* [Aim]: Retype every entry word for word.

+++ Data to use

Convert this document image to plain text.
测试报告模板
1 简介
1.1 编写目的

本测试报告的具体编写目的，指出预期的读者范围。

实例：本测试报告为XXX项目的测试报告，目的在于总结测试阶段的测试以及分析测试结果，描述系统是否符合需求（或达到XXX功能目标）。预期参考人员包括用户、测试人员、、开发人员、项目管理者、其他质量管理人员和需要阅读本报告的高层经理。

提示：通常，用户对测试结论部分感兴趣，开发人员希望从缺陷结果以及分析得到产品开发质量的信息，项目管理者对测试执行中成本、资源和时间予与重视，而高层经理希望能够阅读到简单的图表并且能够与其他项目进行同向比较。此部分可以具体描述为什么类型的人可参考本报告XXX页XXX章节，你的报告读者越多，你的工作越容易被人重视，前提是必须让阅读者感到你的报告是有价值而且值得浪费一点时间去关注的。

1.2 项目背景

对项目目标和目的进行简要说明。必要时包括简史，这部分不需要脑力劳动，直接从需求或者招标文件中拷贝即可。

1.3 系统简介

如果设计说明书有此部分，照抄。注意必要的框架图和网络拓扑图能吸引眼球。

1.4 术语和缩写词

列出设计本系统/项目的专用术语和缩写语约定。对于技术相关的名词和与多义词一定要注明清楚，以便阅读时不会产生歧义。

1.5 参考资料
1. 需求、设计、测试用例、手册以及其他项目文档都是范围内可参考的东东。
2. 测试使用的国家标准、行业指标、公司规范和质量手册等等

++++++

* [Written answer]:
Convert this document image to plain text.
测试报告模板
1 简介
1.1 编写目的

本测试报告的具体编写目的，指出预期的读者范围。

实例：本测试报告为XXX项目的测试报告，目的在于总结测试阶段的测试以及分析测试结果，描述系统是否符合需求（或达到XXX功能目标）。预期参考人员包括用户、测试人员、、开发人员、项目管理者、其他质量管理人员和需要阅读本报告的高层经理。

提示：通常，用户对测试结论部分感兴趣，开发人员希望从缺陷结果以及分析得到产品开发质量的信息，项目管理者对测试执行中成本、资源和时间予与重视，而高层经理希望能够阅读到简单的图表并且能够与其他项目进行同向比较。此部分可以具体描述为什么类型的人可参考本报告XXX页XXX章节，你的报告读者越多，你的工作越容易被人重视，前提是必须让阅读者感到你的报告是有价值而且值得浪费一点时间去关注的。

1.2 项目背景

对项目目标和目的进行简要说明。必要时包括简史，这部分不需要脑力劳动，直接从需求或者招标文件中拷贝即可。

1.3 系统简介

如果设计说明书有此部分，照抄。注意必要的框架图和网络拓扑图能吸引眼球。

1.4 术语和缩写词

列出设计本系统/项目的专用术语和缩写语约定。对于技术相关的名词和与多义词一定要注明清楚，以便阅读时不会产生歧义。

1.5 参考资料
1. 需求、设计、测试用例、手册以及其他项目文档都是范围内可参考的东东。
2. 测试使用的国家标准、行业指标、公司规范和质量手册等等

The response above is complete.